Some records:

-=-=-

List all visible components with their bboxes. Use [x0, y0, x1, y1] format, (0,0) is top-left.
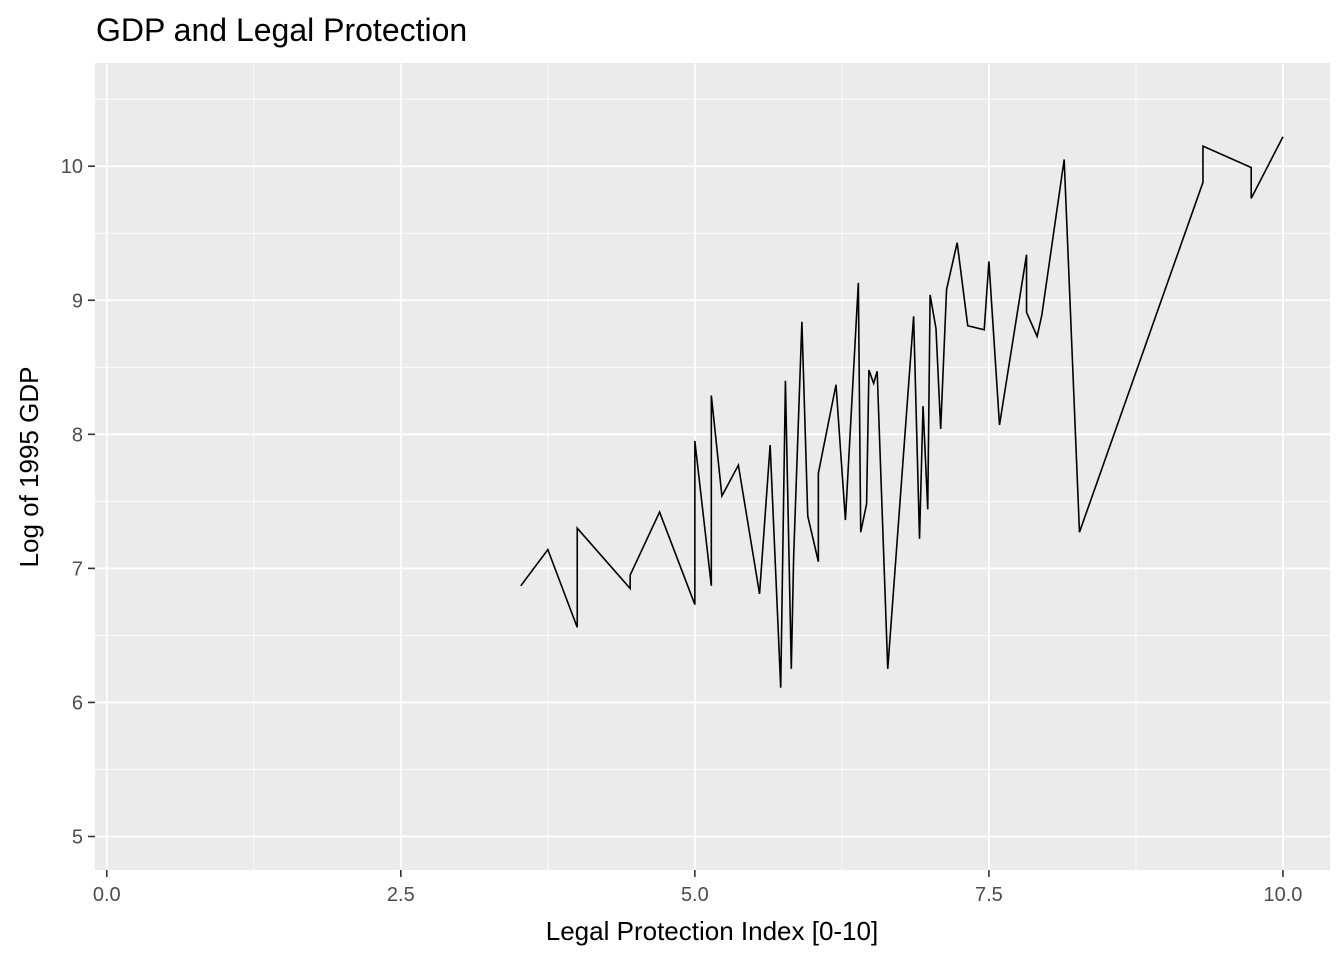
x-axis-tick-labels: 0.0 2.5 5.0 7.5 10.0	[93, 884, 1303, 906]
y-tick-label: 9	[72, 290, 83, 312]
x-tick-label: 2.5	[387, 884, 415, 906]
chart-title: GDP and Legal Protection	[96, 12, 467, 48]
y-tick-label: 5	[72, 826, 83, 848]
x-tick-label: 5.0	[681, 884, 709, 906]
x-tick-label: 7.5	[975, 884, 1003, 906]
series-line	[520, 136, 1284, 688]
y-tick-label: 8	[72, 424, 83, 446]
y-axis-tick-labels: 5 6 7 8 9 10	[61, 156, 83, 848]
y-tick-label: 6	[72, 692, 83, 714]
x-tick-label: 0.0	[93, 884, 121, 906]
x-tick-label: 10.0	[1263, 884, 1302, 906]
x-axis-ticks	[105, 870, 1284, 877]
y-axis-ticks	[88, 165, 95, 838]
y-axis-title: Log of 1995 GDP	[14, 367, 44, 568]
grid-minor	[95, 63, 1330, 870]
series-group	[520, 136, 1284, 688]
y-tick-label: 7	[72, 558, 83, 580]
y-tick-label: 10	[61, 156, 83, 178]
plot-panel	[95, 63, 1330, 870]
x-axis-title: Legal Protection Index [0-10]	[546, 916, 878, 946]
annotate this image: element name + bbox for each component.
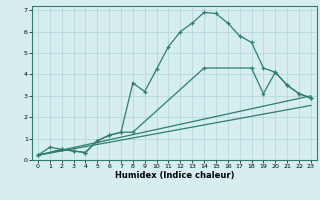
X-axis label: Humidex (Indice chaleur): Humidex (Indice chaleur) [115,171,234,180]
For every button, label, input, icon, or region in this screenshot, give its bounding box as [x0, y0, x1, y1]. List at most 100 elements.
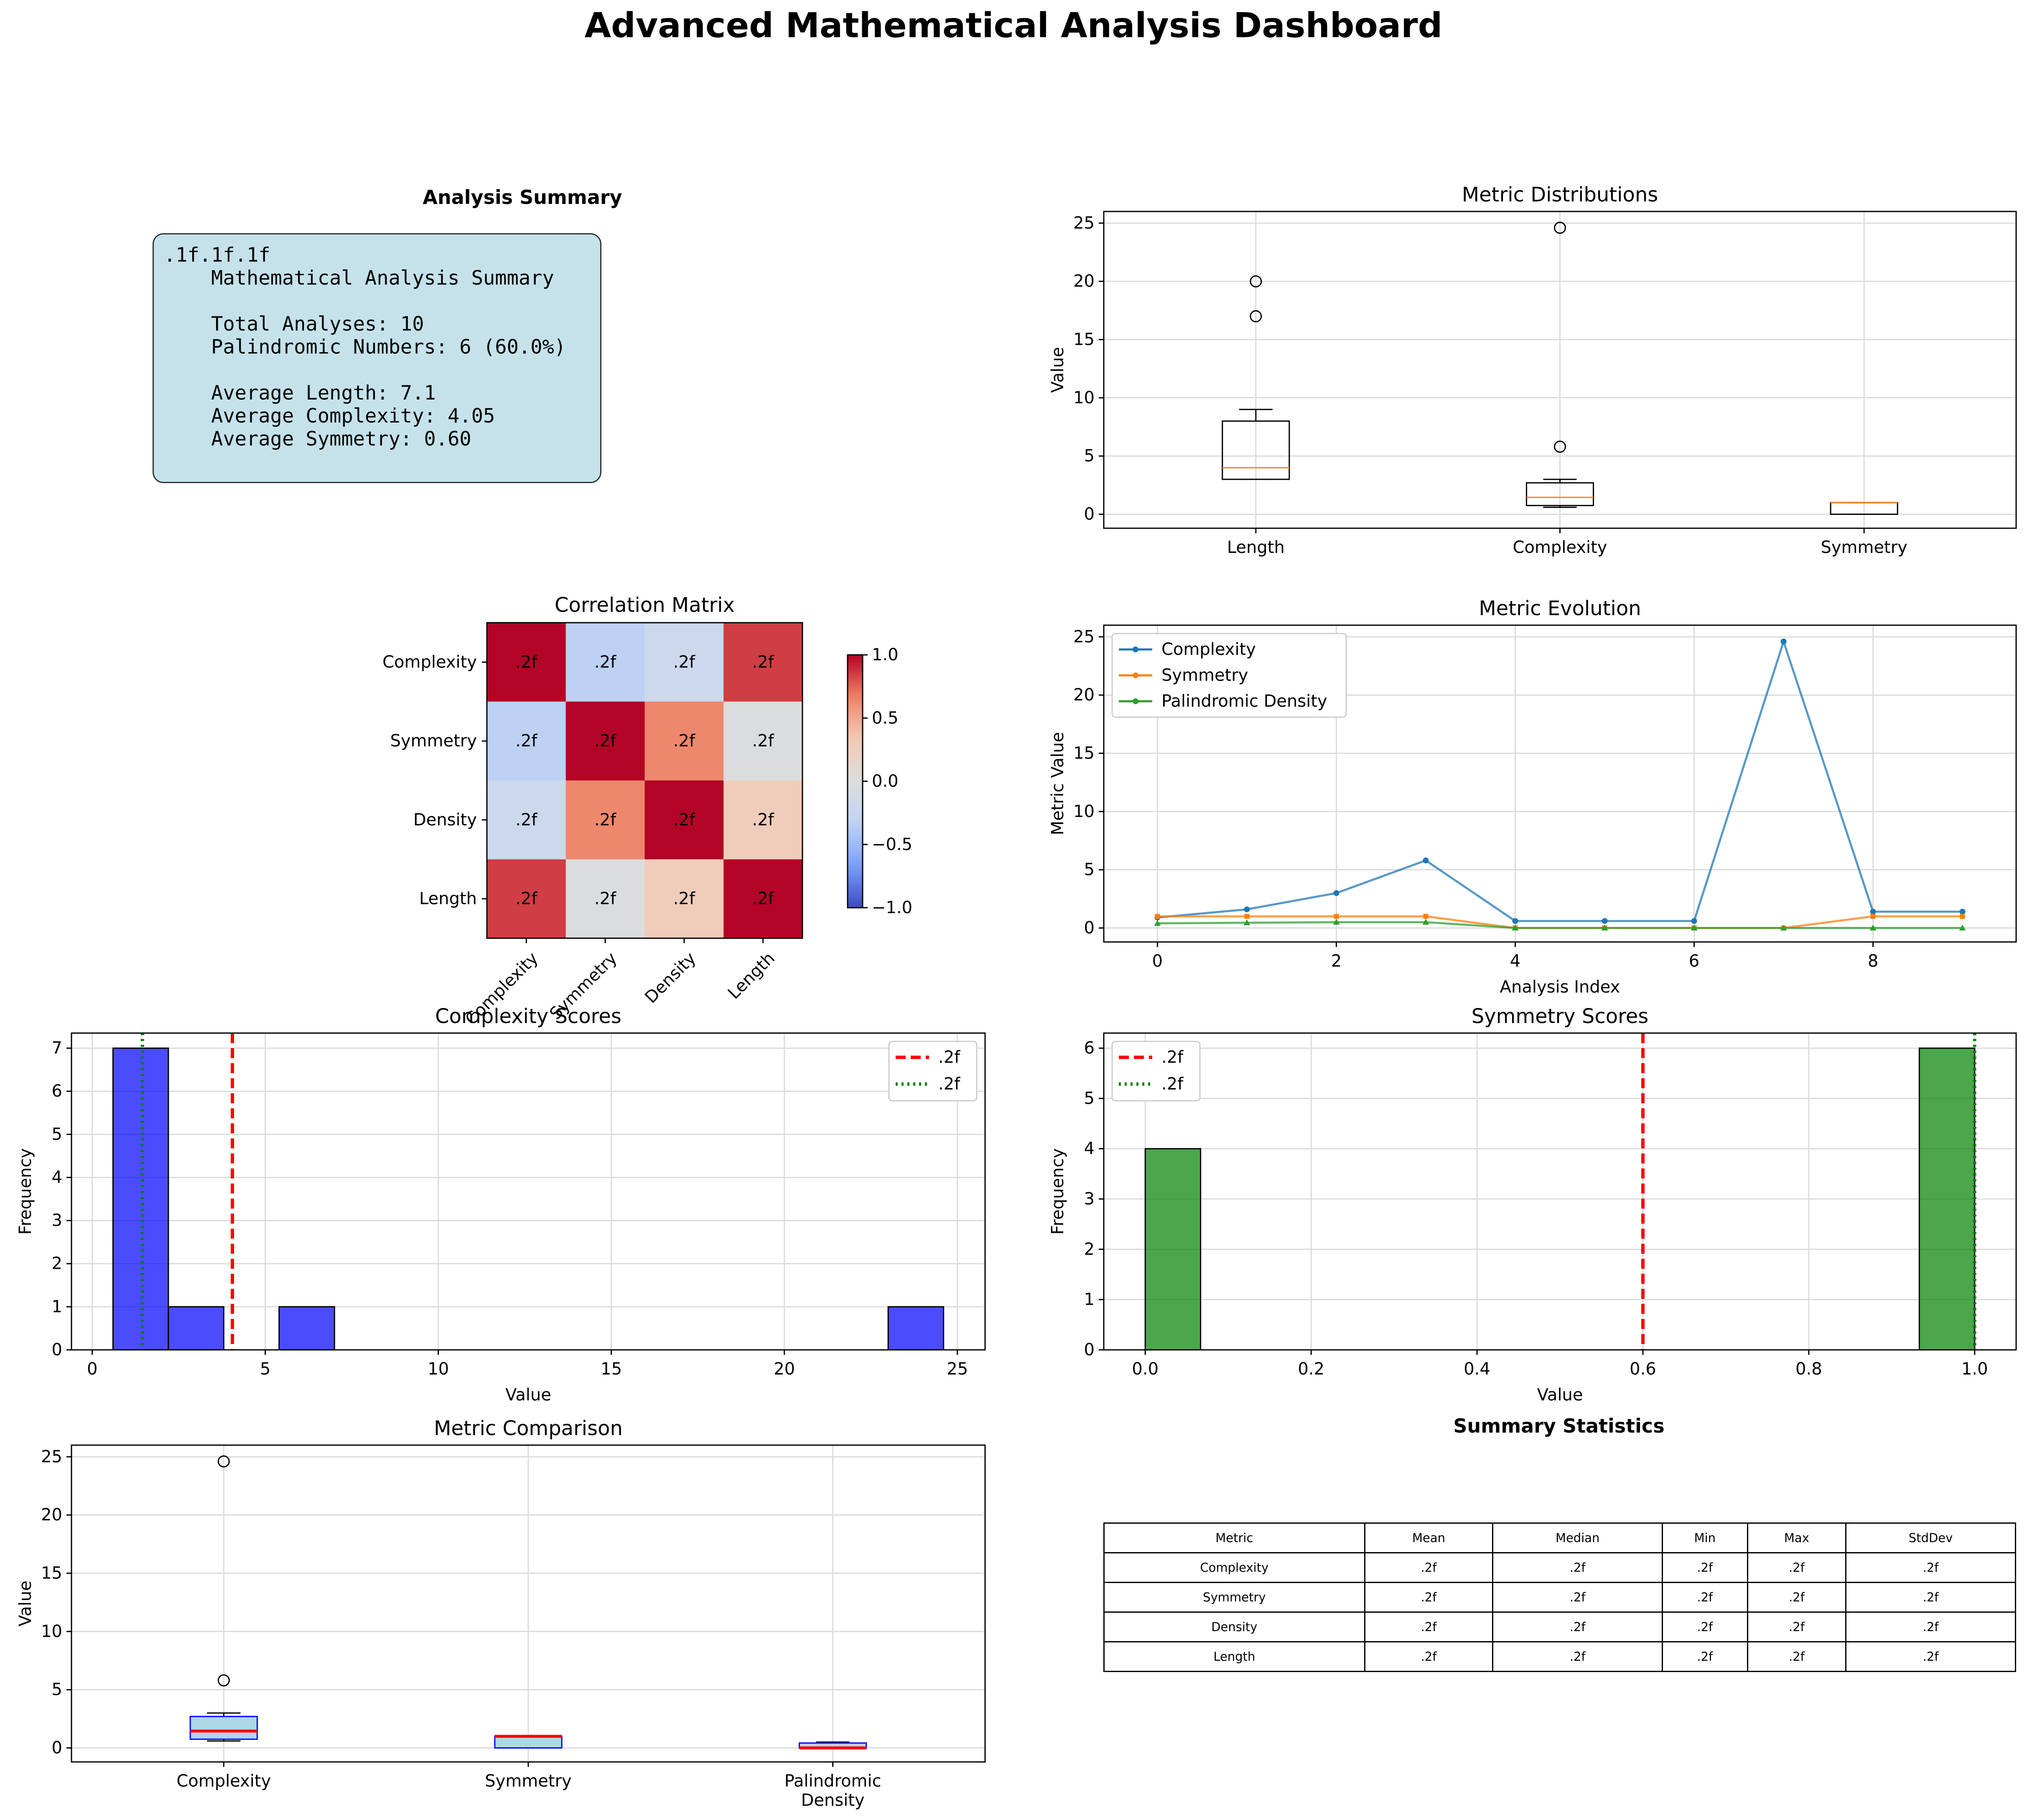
x-tick-label: 15	[601, 1359, 622, 1379]
outlier-point	[1554, 440, 1566, 453]
x-tick-label: Complexity	[176, 1772, 271, 1791]
data-point	[1870, 914, 1876, 919]
heatmap-cell	[565, 623, 645, 702]
heatmap-cell-label: .2f	[594, 810, 616, 830]
y-tick-label: Density	[413, 810, 477, 830]
data-point	[1691, 924, 1698, 931]
y-tick-label: 0	[52, 1340, 62, 1359]
table-cell: .2f	[1364, 1641, 1494, 1672]
series-line	[1157, 921, 1963, 929]
summary-line: .1f.1f.1f	[164, 244, 270, 267]
box-body	[1222, 420, 1290, 480]
symmetry_scores-axes: 0 1 2 3 4 5 6 0.0 0.2 0.4 0.6 0.8 1.0 Symmetry Scores…	[1048, 1005, 2017, 1405]
y-tick-label: 5	[1084, 1089, 1095, 1108]
table-cell: .2f	[1662, 1552, 1748, 1583]
table-cell: .2f	[1492, 1611, 1663, 1642]
series-palindromic-density	[1154, 919, 1966, 931]
data-point	[1691, 918, 1697, 924]
heatmap-cell-label: .2f	[673, 652, 695, 672]
data-point	[1512, 918, 1518, 924]
chart-title: Metric Evolution	[1479, 597, 1641, 620]
data-point	[1154, 920, 1161, 926]
legend-label: Symmetry	[1161, 666, 1248, 685]
analysis-summary-title: Analysis Summary	[423, 186, 622, 209]
y-tick-label: 25	[1073, 627, 1095, 647]
table-cell: .2f	[1364, 1582, 1494, 1613]
x-tick-label: Symmetry	[1821, 538, 1907, 557]
y-tick-label: 5	[1084, 860, 1095, 879]
table-header-cell: StdDev	[1845, 1522, 2016, 1553]
chart-title: Correlation Matrix	[555, 593, 735, 617]
heatmap-cell-label: .2f	[515, 810, 537, 830]
y-tick-label: 15	[1073, 330, 1095, 349]
data-point	[1155, 914, 1160, 919]
summary-line: Average Length: 7.1	[164, 382, 436, 405]
summary-line: Total Analyses: 10	[164, 313, 424, 336]
x-axis-label: Analysis Index	[1500, 977, 1620, 997]
data-point	[1244, 914, 1250, 919]
outlier-point	[1250, 310, 1262, 323]
summary-line	[164, 359, 590, 382]
box-symmetry: Symmetry	[485, 1445, 572, 1791]
y-tick-label: 2	[1084, 1240, 1095, 1259]
table-row: Length .2f .2f .2f .2f .2f	[1103, 1641, 2016, 1672]
x-tick-label: 6	[1689, 952, 1699, 971]
heatmap-cell	[487, 701, 566, 781]
table-cell: .2f	[1662, 1641, 1748, 1672]
y-tick-label: 2	[52, 1254, 62, 1273]
y-tick-label: 6	[1084, 1039, 1095, 1058]
dashboard-title: Advanced Mathematical Analysis Dashboard	[584, 6, 1443, 46]
x-tick-label: 4	[1510, 952, 1520, 971]
data-point	[1869, 924, 1877, 931]
table-cell: .2f	[1662, 1611, 1748, 1642]
y-tick-label: 5	[52, 1680, 62, 1699]
box-symmetry: Symmetry	[1821, 211, 1907, 557]
x-tick-label: 25	[947, 1359, 968, 1379]
y-tick-label: 25	[41, 1447, 62, 1466]
y-tick-label: 3	[52, 1211, 62, 1230]
legend-label: .2f	[938, 1048, 960, 1067]
data-point	[1243, 919, 1250, 926]
table-body: Complexity .2f .2f .2f .2f .2f Symmetry .2f .2f.…	[1103, 1552, 2016, 1672]
legend-label: Palindromic Density	[1161, 692, 1327, 711]
histogram-bar	[887, 1306, 945, 1351]
heatmap-cell	[487, 780, 566, 860]
x-tick-label: Density	[641, 949, 700, 1007]
box-length: Length	[1222, 211, 1290, 557]
y-tick-label: 25	[1073, 214, 1095, 233]
x-tick-label: 1.0	[1961, 1359, 1988, 1379]
x-tick-label: 0.6	[1630, 1359, 1656, 1379]
legend-frame	[1111, 1041, 1201, 1102]
heatmap-cell	[723, 623, 803, 702]
table-header-cell: Mean	[1364, 1522, 1494, 1553]
axes-frame	[71, 1444, 986, 1763]
legend-marker	[1133, 672, 1138, 678]
y-tick-label: 0	[52, 1739, 62, 1758]
colorbar-tick-label: 0.5	[872, 708, 899, 728]
chart-title: Metric Distributions	[1462, 183, 1658, 206]
outlier-point	[1250, 275, 1262, 288]
metric_evolution-axes: 0 5 10 15 20 25 0 2 4 6 8 Metric Evolution Analysis …	[1048, 597, 2017, 997]
series-complexity	[1154, 638, 1966, 924]
x-tick-label: 0.8	[1795, 1359, 1822, 1379]
summary-statistics-table: Metric Mean Median Min Max StdDev Complexity.…	[1103, 1522, 2016, 1672]
legend-label: Complexity	[1161, 640, 1256, 659]
outlier-point	[217, 1674, 230, 1687]
colorbar-tick-label: −1.0	[872, 898, 912, 917]
data-point	[1959, 909, 1966, 915]
legend-label: .2f	[938, 1074, 960, 1094]
heatmap-cell-label: .2f	[752, 731, 774, 751]
heatmap-cell	[644, 701, 724, 781]
legend-marker	[1133, 647, 1138, 652]
box-complexity: Complexity	[176, 1445, 271, 1791]
colorbar	[847, 654, 863, 909]
data-point	[1423, 857, 1429, 863]
axes-frame	[1103, 211, 2017, 529]
table-header-cell: Min	[1662, 1522, 1748, 1553]
metric_comparison-axes: 0 5 10 15 20 25 Metric Comparison Value Complexi…	[16, 1417, 986, 1810]
chart-title: Metric Comparison	[434, 1417, 623, 1440]
y-axis-label: Value	[1048, 347, 1067, 393]
x-tick-label: Density	[801, 1791, 865, 1810]
histogram-bar	[1918, 1047, 1976, 1351]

-=-=-

Reproduce all of the records above verbatim, leaving out the pictures.

List all visible components with their bboxes. Use [x0, y0, x1, y1] format, (0,0) is top-left.
x-axis-tick-labels: 0.0 2.5 5.0 7.5 10.0	[93, 884, 1303, 906]
y-tick-label: 9	[72, 290, 83, 312]
x-tick-label: 2.5	[387, 884, 415, 906]
chart-title: GDP and Legal Protection	[96, 12, 467, 48]
y-tick-label: 5	[72, 826, 83, 848]
x-tick-label: 5.0	[681, 884, 709, 906]
x-tick-label: 7.5	[975, 884, 1003, 906]
series-line	[520, 136, 1284, 688]
y-tick-label: 8	[72, 424, 83, 446]
y-axis-tick-labels: 5 6 7 8 9 10	[61, 156, 83, 848]
y-tick-label: 6	[72, 692, 83, 714]
x-tick-label: 0.0	[93, 884, 121, 906]
x-tick-label: 10.0	[1263, 884, 1302, 906]
x-axis-ticks	[105, 870, 1284, 877]
y-axis-ticks	[88, 165, 95, 838]
y-axis-title: Log of 1995 GDP	[14, 367, 44, 568]
grid-minor	[95, 63, 1330, 870]
series-group	[520, 136, 1284, 688]
y-tick-label: 7	[72, 558, 83, 580]
y-tick-label: 10	[61, 156, 83, 178]
plot-panel	[95, 63, 1330, 870]
x-axis-title: Legal Protection Index [0-10]	[546, 916, 878, 946]
annotate this image: element name + bbox for each component.
X-axis label: Humidex (Indice chaleur): Humidex (Indice chaleur) [115,171,234,180]
For every button, label, input, icon, or region in this screenshot, give its bounding box as [x0, y0, x1, y1]. List at most 100 elements.
x-tick-label: 15	[601, 1359, 622, 1379]
outlier-point	[1554, 440, 1566, 453]
x-tick-label: Complexity	[176, 1772, 271, 1791]
data-point	[1870, 914, 1876, 919]
heatmap-cell	[565, 623, 645, 702]
heatmap-cell-label: .2f	[594, 810, 616, 830]
y-tick-label: Density	[413, 810, 477, 830]
data-point	[1691, 924, 1698, 931]
y-tick-label: 0	[52, 1340, 62, 1359]
table-cell: .2f	[1364, 1641, 1494, 1672]
series-line	[1157, 921, 1963, 929]
summary-line: .1f.1f.1f	[164, 244, 270, 267]
box-body	[1222, 420, 1290, 480]
symmetry_scores-axes: 0 1 2 3 4 5 6 0.0 0.2 0.4 0.6 0.8 1.0 Symmetry Scores…	[1048, 1005, 2017, 1405]
y-tick-label: 5	[1084, 1089, 1095, 1108]
table-cell: .2f	[1662, 1552, 1748, 1583]
table-cell: .2f	[1492, 1611, 1663, 1642]
series-palindromic-density	[1154, 919, 1966, 931]
data-point	[1691, 918, 1697, 924]
heatmap-cell-label: .2f	[673, 652, 695, 672]
data-point	[1512, 918, 1518, 924]
chart-title: Metric Evolution	[1479, 597, 1641, 620]
data-point	[1154, 920, 1161, 926]
legend-label: Symmetry	[1161, 666, 1248, 685]
analysis-summary-title: Analysis Summary	[423, 186, 622, 209]
y-tick-label: 25	[1073, 627, 1095, 647]
table-cell: .2f	[1364, 1582, 1494, 1613]
x-tick-label: Symmetry	[1821, 538, 1907, 557]
y-tick-label: 5	[1084, 860, 1095, 879]
table-header-cell: StdDev	[1845, 1522, 2016, 1553]
chart-title: Correlation Matrix	[555, 593, 735, 617]
heatmap-cell-label: .2f	[515, 810, 537, 830]
y-tick-label: 15	[1073, 330, 1095, 349]
data-point	[1155, 914, 1160, 919]
summary-line: Average Length: 7.1	[164, 382, 436, 405]
summary-line: Total Analyses: 10	[164, 313, 424, 336]
x-axis-label: Analysis Index	[1500, 977, 1620, 997]
data-point	[1244, 914, 1250, 919]
outlier-point	[1250, 310, 1262, 323]
summary-line	[164, 359, 590, 382]
box-symmetry: Symmetry	[485, 1445, 572, 1791]
y-tick-label: 2	[1084, 1240, 1095, 1259]
table-row: Length .2f .2f .2f .2f .2f	[1103, 1641, 2016, 1672]
x-tick-label: 6	[1689, 952, 1699, 971]
heatmap-cell	[487, 701, 566, 781]
table-cell: .2f	[1662, 1641, 1748, 1672]
y-tick-label: 2	[52, 1254, 62, 1273]
y-tick-label: 6	[1084, 1039, 1095, 1058]
dashboard-title: Advanced Mathematical Analysis Dashboard	[584, 6, 1443, 46]
x-tick-label: 4	[1510, 952, 1520, 971]
data-point	[1869, 924, 1877, 931]
table-cell: .2f	[1662, 1611, 1748, 1642]
y-tick-label: 5	[52, 1680, 62, 1699]
box-symmetry: Symmetry	[1821, 211, 1907, 557]
x-tick-label: 25	[947, 1359, 968, 1379]
y-tick-label: 25	[41, 1447, 62, 1466]
y-tick-label: 3	[52, 1211, 62, 1230]
legend-label: .2f	[938, 1048, 960, 1067]
data-point	[1243, 919, 1250, 926]
table-body: Complexity .2f .2f .2f .2f .2f Symmetry .2f .2f.…	[1103, 1552, 2016, 1672]
legend-label: Palindromic Density	[1161, 692, 1327, 711]
histogram-bar	[887, 1306, 945, 1351]
heatmap-cell	[487, 780, 566, 860]
x-tick-label: Density	[641, 949, 700, 1007]
box-length: Length	[1222, 211, 1290, 557]
y-tick-label: 25	[1073, 214, 1095, 233]
x-tick-label: 1.0	[1961, 1359, 1988, 1379]
x-tick-label: 0.6	[1630, 1359, 1656, 1379]
legend-frame	[1111, 1041, 1201, 1102]
heatmap-cell	[723, 623, 803, 702]
table-header-cell: Mean	[1364, 1522, 1494, 1553]
axes-frame	[71, 1444, 986, 1763]
legend-marker	[1133, 672, 1138, 678]
y-tick-label: 0	[52, 1739, 62, 1758]
colorbar-tick-label: 0.5	[872, 708, 899, 728]
chart-title: Metric Distributions	[1462, 183, 1658, 206]
outlier-point	[1250, 275, 1262, 288]
metric_evolution-axes: 0 5 10 15 20 25 0 2 4 6 8 Metric Evolution Analysis …	[1048, 597, 2017, 997]
series-complexity	[1154, 638, 1966, 924]
x-tick-label: 0.8	[1795, 1359, 1822, 1379]
summary-statistics-table: Metric Mean Median Min Max StdDev Complexity.…	[1103, 1522, 2016, 1672]
legend-label: Complexity	[1161, 640, 1256, 659]
outlier-point	[217, 1674, 230, 1687]
colorbar-tick-label: −1.0	[872, 898, 912, 917]
data-point	[1959, 909, 1966, 915]
legend-label: .2f	[938, 1074, 960, 1094]
heatmap-cell-label: .2f	[752, 731, 774, 751]
heatmap-cell	[644, 701, 724, 781]
legend-marker	[1133, 647, 1138, 652]
box-complexity: Complexity	[176, 1445, 271, 1791]
colorbar	[847, 654, 863, 909]
data-point	[1423, 857, 1429, 863]
axes-frame	[1103, 211, 2017, 529]
table-header-cell: Min	[1662, 1522, 1748, 1553]
metric_comparison-axes: 0 5 10 15 20 25 Metric Comparison Value Complexi…	[16, 1417, 986, 1810]
chart-title: Metric Comparison	[434, 1417, 623, 1440]
y-axis-label: Value	[1048, 347, 1067, 393]
x-tick-label: Density	[801, 1791, 865, 1810]
histogram-bar	[1918, 1047, 1976, 1351]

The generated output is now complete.